Print every entry exactly as written.

- - -

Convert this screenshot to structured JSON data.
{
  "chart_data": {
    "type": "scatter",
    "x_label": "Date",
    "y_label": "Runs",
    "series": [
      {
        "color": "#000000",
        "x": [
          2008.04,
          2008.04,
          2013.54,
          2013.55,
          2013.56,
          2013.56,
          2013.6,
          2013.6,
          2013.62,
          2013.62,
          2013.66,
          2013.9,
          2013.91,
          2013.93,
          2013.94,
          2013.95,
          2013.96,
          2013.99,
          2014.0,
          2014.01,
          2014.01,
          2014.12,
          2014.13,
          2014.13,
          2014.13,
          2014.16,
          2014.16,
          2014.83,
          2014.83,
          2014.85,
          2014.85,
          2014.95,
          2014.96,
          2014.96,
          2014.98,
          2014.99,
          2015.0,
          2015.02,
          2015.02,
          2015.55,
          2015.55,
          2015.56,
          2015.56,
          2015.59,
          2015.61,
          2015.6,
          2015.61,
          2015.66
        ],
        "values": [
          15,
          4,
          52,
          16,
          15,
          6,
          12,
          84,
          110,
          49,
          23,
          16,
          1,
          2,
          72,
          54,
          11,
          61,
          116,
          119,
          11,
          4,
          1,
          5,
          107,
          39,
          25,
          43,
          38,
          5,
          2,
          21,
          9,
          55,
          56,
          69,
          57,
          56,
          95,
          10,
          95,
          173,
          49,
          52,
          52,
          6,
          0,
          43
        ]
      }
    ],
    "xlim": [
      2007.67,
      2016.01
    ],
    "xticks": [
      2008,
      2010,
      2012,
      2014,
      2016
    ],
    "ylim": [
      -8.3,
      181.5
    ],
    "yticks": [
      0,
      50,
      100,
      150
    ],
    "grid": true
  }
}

- - -

OUTPUT OF THE EXERCISE -
Convert this screenshot to structured JSON data.
{
  "chart_data": {
    "type": "scatter",
    "x_label": "Date",
    "y_label": "Runs",
    "series": [
      {
        "color": "#000000",
        "x": [
          2008.04,
          2008.04,
          2013.54,
          2013.55,
          2013.56,
          2013.56,
          2013.6,
          2013.6,
          2013.62,
          2013.62,
          2013.66,
          2013.9,
          2013.91,
          2013.93,
          2013.94,
          2013.95,
          2013.96,
          2013.99,
          2014.0,
          2014.01,
          2014.01,
          2014.12,
          2014.13,
          2014.13,
          2014.13,
          2014.16,
          2014.16,
          2014.83,
          2014.83,
          2014.85,
          2014.85,
          2014.95,
          2014.96,
          2014.96,
          2014.98,
          2014.99,
          2015.0,
          2015.02,
          2015.02,
          2015.55,
          2015.55,
          2015.56,
          2015.56,
          2015.59,
          2015.61,
          2015.6,
          2015.61,
          2015.66
        ],
        "values": [
          15,
          4,
          52,
          16,
          15,
          6,
          12,
          84,
          110,
          49,
          23,
          16,
          1,
          2,
          72,
          54,
          11,
          61,
          116,
          119,
          11,
          4,
          1,
          5,
          107,
          39,
          25,
          43,
          38,
          5,
          2,
          21,
          9,
          55,
          56,
          69,
          57,
          56,
          95,
          10,
          95,
          173,
          49,
          52,
          52,
          6,
          0,
          43
        ]
      }
    ],
    "xlim": [
      2007.67,
      2016.01
    ],
    "xticks": [
      2008,
      2010,
      2012,
      2014,
      2016
    ],
    "ylim": [
      -8.3,
      181.5
    ],
    "yticks": [
      0,
      50,
      100,
      150
    ],
    "grid": true
  }
}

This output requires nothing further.